> **EXERCISE GOAL**:
The entries below contain pictures. Retype everything except those pictures, exactly as given.

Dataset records

** BEGIN **

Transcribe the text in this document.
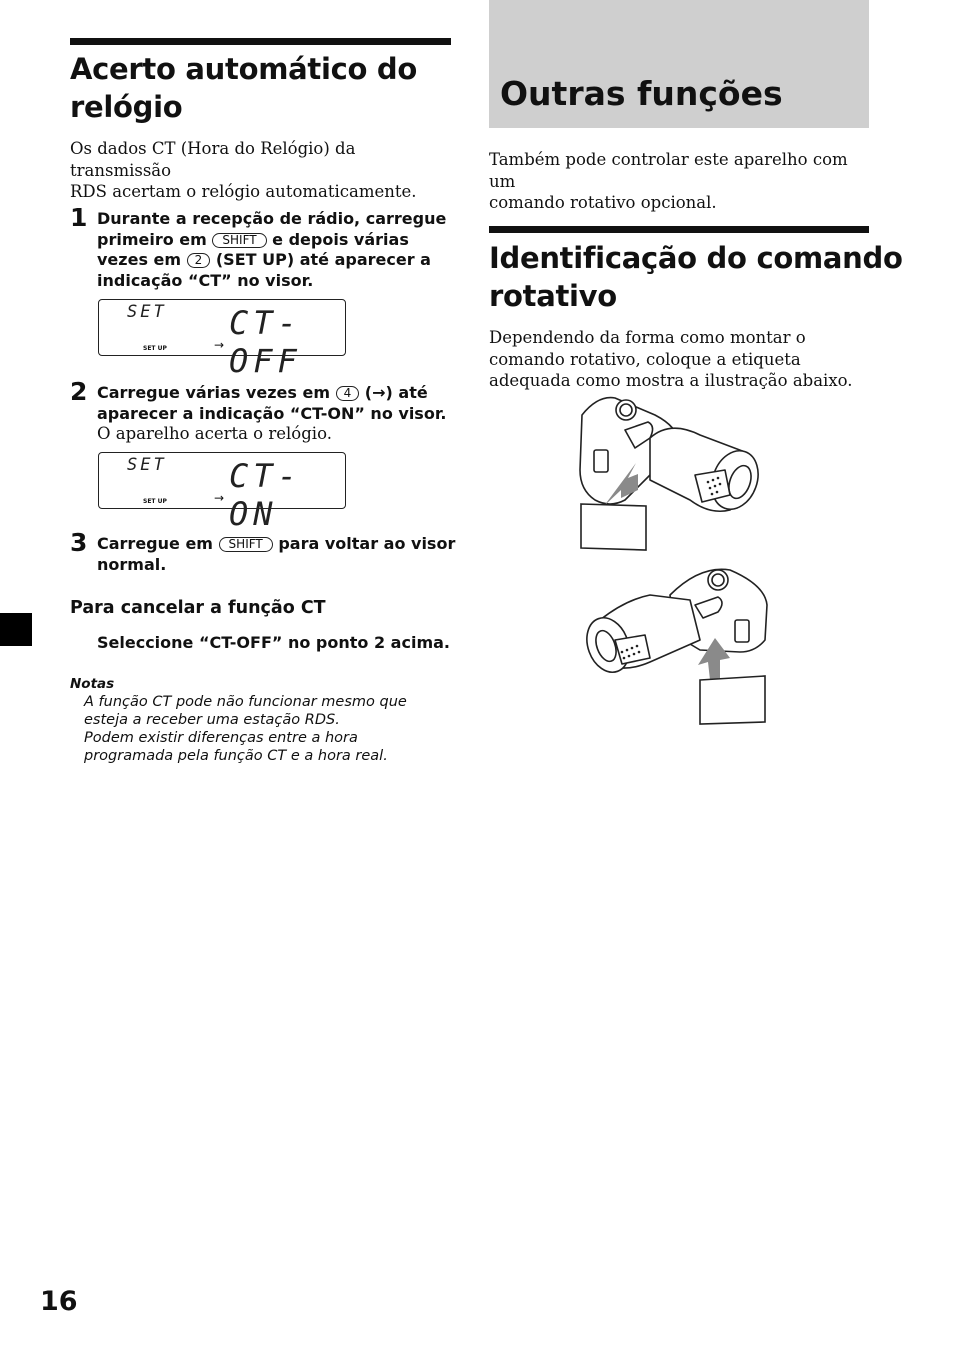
Acerto automático do
relógio
Os dados CT (Hora do Relógio) da transmissão
RDS acertam o relógio automaticamente.
1 Durante a recepção de rádio, carregue
primeiro em SHIFT e depois várias
vezes em 2 (SET UP) até aparecer a
indicação “CT” no visor.
SET CT-OFF
SET UP	→
2 Carregue várias vezes em 4 (→) até
aparecer a indicação “CT-ON” no visor.
O aparelho acerta o relógio.
SET CT-ON
SET UP	→
3 Carregue em SHIFT para voltar ao visor
normal.
Para cancelar a função CT
Seleccione “CT-OFF” no ponto 2 acima.
Notas
A função CT pode não funcionar mesmo que
esteja a receber uma estação RDS.
Podem existir diferenças entre a hora
programada pela função CT e a hora real.
Outras funções
Também pode controlar este aparelho com um
comando rotativo opcional.
Identificação do comando
rotativo
Dependendo da forma como montar o
comando rotativo, coloque a etiqueta
adequada como mostra a ilustração abaixo.
16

** END **

> **ANSWER BELOW**:
Transcribe the text in this document.
Acerto automático do
relógio
Os dados CT (Hora do Relógio) da transmissão
RDS acertam o relógio automaticamente.
1 Durante a recepção de rádio, carregue
primeiro em SHIFT e depois várias
vezes em 2 (SET UP) até aparecer a
indicação “CT” no visor.
SET CT-OFF
SET UP	→
2 Carregue várias vezes em 4 (→) até
aparecer a indicação “CT-ON” no visor.
O aparelho acerta o relógio.
SET CT-ON
SET UP	→
3 Carregue em SHIFT para voltar ao visor
normal.
Para cancelar a função CT
Seleccione “CT-OFF” no ponto 2 acima.
Notas
A função CT pode não funcionar mesmo que
esteja a receber uma estação RDS.
Podem existir diferenças entre a hora
programada pela função CT e a hora real.
Outras funções
Também pode controlar este aparelho com um
comando rotativo opcional.
Identificação do comando
rotativo
Dependendo da forma como montar o
comando rotativo, coloque a etiqueta
adequada como mostra a ilustração abaixo.
16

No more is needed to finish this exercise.